* **Task**
Below are the records; collect from them each line containing the string "make".

### Exercise inputs ###

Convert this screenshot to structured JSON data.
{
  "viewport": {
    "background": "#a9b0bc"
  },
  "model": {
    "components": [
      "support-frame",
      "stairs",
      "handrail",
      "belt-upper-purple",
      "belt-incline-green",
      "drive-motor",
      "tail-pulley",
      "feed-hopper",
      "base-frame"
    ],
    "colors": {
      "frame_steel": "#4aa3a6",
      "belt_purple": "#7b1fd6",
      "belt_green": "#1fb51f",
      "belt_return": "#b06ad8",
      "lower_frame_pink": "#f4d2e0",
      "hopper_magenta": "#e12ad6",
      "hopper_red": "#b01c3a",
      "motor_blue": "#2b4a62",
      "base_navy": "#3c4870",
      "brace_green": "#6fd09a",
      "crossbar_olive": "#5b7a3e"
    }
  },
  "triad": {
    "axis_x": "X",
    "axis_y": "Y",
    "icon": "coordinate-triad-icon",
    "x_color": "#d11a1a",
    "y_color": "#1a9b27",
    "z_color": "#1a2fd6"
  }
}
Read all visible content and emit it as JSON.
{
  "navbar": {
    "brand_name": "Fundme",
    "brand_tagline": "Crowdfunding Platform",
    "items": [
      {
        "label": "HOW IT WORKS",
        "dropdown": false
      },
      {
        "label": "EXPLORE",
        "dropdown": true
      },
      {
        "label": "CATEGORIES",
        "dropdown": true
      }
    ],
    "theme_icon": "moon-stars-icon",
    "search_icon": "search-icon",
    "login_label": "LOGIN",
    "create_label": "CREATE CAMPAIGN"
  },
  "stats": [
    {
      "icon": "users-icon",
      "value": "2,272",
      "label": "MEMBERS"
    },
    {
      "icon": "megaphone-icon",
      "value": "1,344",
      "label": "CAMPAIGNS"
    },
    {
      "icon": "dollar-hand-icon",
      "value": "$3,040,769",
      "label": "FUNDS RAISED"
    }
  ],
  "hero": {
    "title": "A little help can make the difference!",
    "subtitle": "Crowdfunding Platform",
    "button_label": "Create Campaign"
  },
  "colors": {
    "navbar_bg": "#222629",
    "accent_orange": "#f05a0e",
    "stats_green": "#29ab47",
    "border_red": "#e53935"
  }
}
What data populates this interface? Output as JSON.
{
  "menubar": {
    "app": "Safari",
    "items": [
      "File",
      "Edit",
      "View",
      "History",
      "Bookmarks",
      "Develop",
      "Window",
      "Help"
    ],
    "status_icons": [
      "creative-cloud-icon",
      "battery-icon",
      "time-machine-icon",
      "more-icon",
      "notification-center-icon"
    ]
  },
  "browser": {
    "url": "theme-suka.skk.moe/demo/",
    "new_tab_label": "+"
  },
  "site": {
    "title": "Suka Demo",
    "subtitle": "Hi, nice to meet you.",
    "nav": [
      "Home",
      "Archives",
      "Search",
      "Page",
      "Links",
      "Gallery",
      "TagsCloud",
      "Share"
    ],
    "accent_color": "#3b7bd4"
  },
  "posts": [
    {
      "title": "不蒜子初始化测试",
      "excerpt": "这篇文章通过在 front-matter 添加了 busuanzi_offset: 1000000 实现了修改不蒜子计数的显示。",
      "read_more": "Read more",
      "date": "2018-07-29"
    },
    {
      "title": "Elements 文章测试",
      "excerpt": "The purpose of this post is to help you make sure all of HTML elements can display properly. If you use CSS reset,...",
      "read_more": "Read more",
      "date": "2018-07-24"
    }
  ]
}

###

* **The result**
    "title": "A little help can make the difference!",
      "excerpt": "The purpose of this post is to help you make sure all of HTML elements can display properly. If you use CSS reset,...",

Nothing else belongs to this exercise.